- _Working data_
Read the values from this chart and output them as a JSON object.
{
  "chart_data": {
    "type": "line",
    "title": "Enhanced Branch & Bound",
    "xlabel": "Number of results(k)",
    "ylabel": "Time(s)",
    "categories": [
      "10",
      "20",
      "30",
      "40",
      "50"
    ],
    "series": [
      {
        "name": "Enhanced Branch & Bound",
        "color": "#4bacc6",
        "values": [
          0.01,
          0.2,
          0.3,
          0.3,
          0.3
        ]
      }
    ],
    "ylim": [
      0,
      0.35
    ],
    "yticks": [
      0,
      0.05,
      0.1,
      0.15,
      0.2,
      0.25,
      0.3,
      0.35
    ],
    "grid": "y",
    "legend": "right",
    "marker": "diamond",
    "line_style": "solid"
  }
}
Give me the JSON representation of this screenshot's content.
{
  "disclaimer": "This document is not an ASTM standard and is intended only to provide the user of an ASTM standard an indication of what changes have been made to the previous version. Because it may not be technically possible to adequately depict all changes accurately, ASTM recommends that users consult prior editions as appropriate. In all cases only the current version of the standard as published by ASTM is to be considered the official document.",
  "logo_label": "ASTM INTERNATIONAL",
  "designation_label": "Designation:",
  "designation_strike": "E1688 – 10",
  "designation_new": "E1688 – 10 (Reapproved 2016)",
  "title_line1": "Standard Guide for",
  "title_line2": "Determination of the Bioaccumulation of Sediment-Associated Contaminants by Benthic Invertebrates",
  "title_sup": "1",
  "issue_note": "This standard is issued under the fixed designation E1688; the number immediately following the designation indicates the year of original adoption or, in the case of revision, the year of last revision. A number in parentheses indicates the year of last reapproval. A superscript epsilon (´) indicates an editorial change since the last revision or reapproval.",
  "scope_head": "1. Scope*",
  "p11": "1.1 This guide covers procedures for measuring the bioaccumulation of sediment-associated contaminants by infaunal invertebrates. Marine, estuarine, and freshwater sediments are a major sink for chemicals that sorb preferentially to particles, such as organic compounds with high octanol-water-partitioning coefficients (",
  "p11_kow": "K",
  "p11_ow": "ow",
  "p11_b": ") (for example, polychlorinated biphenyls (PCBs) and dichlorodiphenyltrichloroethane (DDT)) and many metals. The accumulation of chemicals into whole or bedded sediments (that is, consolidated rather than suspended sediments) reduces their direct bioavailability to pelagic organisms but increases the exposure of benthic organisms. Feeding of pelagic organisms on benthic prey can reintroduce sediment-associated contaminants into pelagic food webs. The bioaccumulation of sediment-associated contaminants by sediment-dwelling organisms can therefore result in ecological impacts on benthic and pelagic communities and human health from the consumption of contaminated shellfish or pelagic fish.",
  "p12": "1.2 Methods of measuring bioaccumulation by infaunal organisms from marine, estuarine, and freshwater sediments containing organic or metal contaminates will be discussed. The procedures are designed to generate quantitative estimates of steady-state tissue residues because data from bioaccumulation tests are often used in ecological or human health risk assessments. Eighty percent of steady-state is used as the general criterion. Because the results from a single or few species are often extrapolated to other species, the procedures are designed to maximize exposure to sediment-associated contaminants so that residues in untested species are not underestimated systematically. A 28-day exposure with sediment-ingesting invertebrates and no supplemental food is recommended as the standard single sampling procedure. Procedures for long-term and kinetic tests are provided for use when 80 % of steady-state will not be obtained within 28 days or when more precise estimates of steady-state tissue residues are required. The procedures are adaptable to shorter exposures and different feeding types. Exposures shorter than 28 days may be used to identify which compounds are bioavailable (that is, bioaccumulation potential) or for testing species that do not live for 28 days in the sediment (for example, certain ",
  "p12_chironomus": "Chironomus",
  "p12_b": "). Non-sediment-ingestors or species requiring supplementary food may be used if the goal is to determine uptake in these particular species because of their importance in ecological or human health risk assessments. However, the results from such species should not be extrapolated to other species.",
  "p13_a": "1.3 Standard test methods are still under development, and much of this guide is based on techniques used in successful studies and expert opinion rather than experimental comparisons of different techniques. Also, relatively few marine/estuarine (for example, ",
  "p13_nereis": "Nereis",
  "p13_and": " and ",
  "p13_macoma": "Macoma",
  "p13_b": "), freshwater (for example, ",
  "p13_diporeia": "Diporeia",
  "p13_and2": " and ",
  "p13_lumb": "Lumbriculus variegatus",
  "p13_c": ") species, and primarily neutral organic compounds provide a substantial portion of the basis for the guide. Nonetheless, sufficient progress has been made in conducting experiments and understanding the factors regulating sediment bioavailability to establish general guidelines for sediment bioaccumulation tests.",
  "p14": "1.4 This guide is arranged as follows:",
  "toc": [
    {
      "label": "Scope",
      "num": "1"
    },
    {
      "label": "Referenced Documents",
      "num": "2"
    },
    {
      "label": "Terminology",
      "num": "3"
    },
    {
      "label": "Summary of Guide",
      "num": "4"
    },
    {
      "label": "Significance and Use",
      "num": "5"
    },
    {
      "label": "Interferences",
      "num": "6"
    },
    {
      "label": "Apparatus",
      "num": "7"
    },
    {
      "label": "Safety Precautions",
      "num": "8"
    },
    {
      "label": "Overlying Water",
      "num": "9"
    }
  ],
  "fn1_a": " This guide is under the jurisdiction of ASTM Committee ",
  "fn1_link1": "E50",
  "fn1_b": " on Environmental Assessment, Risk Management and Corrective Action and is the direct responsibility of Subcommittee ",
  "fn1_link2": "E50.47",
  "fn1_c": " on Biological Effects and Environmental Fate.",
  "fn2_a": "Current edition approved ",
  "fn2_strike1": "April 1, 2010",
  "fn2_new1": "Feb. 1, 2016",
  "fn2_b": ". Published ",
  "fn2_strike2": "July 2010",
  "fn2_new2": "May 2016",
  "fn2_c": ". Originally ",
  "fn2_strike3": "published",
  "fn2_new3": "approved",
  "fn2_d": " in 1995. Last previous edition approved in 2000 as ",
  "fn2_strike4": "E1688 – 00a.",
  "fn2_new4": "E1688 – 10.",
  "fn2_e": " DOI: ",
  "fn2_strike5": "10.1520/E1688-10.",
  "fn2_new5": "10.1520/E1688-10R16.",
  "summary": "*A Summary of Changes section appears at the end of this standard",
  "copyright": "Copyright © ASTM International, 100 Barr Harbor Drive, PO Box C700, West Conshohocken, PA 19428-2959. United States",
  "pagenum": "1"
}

- _Short exercise_
Copy out each line in the preceding records that contains "Branch".

- _Task answer_
    "title": "Enhanced Branch & Bound",
        "name": "Enhanced Branch & Bound",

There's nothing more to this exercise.